[Start LISTED ENTRIES]

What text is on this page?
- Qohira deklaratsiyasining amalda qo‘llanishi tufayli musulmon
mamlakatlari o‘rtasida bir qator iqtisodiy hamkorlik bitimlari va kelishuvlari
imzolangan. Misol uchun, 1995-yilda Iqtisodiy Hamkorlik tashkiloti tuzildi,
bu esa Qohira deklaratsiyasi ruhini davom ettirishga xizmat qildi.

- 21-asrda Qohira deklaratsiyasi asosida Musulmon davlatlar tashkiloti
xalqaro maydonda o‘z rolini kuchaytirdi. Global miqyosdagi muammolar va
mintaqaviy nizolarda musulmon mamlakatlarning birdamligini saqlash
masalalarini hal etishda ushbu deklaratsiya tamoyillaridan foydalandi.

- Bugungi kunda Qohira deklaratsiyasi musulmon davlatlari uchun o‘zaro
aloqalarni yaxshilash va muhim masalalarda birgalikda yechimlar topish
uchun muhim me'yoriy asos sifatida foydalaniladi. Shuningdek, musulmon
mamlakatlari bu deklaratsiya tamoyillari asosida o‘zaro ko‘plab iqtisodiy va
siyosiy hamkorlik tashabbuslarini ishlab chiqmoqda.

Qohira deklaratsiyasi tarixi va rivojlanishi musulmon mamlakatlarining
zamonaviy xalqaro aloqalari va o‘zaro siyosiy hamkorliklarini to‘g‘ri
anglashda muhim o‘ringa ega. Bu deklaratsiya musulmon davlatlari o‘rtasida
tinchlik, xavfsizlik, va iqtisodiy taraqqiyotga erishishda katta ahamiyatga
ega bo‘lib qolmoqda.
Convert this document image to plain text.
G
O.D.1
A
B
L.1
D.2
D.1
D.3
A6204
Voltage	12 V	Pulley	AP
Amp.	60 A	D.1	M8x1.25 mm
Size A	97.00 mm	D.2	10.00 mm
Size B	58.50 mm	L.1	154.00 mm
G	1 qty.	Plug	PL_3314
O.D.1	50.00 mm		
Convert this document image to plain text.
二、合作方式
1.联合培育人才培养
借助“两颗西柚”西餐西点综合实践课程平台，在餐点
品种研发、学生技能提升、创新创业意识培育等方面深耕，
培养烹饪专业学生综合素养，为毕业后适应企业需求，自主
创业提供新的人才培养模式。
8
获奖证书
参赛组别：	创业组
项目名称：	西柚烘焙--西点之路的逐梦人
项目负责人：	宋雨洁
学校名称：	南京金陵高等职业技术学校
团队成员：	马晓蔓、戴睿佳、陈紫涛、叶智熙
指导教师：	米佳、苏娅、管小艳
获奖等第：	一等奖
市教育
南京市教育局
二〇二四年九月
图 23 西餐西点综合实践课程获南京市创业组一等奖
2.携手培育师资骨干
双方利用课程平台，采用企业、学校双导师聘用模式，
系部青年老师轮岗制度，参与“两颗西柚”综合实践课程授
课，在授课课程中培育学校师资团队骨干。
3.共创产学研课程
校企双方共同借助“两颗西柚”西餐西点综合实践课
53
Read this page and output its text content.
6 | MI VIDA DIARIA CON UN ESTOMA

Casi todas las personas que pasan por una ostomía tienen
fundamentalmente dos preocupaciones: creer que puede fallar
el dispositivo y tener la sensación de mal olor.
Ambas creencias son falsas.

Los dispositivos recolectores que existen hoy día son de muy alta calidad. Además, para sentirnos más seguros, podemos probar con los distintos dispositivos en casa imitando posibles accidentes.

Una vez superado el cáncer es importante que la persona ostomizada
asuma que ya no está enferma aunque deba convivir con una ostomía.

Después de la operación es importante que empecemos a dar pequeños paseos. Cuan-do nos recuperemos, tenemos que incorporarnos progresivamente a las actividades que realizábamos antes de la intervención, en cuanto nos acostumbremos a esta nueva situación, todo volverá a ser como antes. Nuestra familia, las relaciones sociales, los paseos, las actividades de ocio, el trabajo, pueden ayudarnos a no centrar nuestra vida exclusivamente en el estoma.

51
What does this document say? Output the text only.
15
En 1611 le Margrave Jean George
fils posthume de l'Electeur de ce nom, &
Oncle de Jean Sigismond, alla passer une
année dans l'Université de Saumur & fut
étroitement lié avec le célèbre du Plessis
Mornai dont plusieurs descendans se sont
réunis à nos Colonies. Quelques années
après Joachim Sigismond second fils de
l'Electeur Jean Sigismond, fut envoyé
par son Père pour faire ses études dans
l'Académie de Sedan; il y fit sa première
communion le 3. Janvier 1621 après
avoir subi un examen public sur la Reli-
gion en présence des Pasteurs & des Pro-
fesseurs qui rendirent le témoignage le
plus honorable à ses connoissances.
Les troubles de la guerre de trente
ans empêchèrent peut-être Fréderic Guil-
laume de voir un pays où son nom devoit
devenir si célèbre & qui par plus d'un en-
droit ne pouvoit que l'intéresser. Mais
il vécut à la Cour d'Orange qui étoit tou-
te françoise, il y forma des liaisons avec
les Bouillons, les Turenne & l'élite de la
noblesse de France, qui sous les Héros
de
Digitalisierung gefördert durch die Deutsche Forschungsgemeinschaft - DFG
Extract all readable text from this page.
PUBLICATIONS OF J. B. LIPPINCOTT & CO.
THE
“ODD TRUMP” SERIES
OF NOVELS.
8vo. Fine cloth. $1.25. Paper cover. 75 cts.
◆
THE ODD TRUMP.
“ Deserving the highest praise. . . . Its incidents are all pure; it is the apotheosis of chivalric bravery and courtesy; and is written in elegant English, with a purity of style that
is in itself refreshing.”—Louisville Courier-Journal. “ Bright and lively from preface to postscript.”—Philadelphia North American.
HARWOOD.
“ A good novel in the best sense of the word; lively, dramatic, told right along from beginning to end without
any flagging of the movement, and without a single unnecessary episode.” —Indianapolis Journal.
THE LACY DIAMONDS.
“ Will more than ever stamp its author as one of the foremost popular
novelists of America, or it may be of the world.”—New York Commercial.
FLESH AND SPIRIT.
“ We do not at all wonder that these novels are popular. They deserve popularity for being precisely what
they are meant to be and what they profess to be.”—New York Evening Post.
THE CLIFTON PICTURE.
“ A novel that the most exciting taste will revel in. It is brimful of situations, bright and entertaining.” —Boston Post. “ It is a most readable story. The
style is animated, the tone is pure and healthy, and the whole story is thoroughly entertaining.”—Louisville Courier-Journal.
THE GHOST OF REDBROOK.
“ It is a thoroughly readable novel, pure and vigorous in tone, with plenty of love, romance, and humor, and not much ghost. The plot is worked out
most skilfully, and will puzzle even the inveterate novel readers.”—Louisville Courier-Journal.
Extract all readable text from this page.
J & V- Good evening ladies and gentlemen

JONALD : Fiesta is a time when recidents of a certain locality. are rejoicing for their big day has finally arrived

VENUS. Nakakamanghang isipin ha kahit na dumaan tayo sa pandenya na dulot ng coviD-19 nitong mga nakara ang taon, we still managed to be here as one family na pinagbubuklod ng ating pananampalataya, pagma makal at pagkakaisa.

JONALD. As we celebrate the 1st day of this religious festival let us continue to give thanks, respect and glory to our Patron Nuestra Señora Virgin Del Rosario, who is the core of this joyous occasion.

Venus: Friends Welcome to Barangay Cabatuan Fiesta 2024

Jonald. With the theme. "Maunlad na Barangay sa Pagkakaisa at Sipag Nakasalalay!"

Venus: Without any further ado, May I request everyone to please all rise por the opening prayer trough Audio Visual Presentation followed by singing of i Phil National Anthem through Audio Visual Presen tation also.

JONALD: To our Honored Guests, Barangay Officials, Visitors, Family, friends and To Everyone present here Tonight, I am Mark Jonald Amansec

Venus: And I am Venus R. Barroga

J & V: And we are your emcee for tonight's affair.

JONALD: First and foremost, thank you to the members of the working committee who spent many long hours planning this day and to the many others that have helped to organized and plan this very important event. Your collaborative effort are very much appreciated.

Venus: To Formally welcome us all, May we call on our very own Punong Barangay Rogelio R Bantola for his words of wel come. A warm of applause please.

[End LISTED ENTRIES]

● EXERCISE INSTRUCTIONS
Go through the data above and find the lines with the word "lively". Copy each of those lines.

● EXPECTED ANSWER
is in itself refreshing.”—Louisville Courier-Journal. “ Bright and lively from preface to postscript.”—Philadelphia North American.
“ A good novel in the best sense of the word; lively, dramatic, told right along from beginning to end without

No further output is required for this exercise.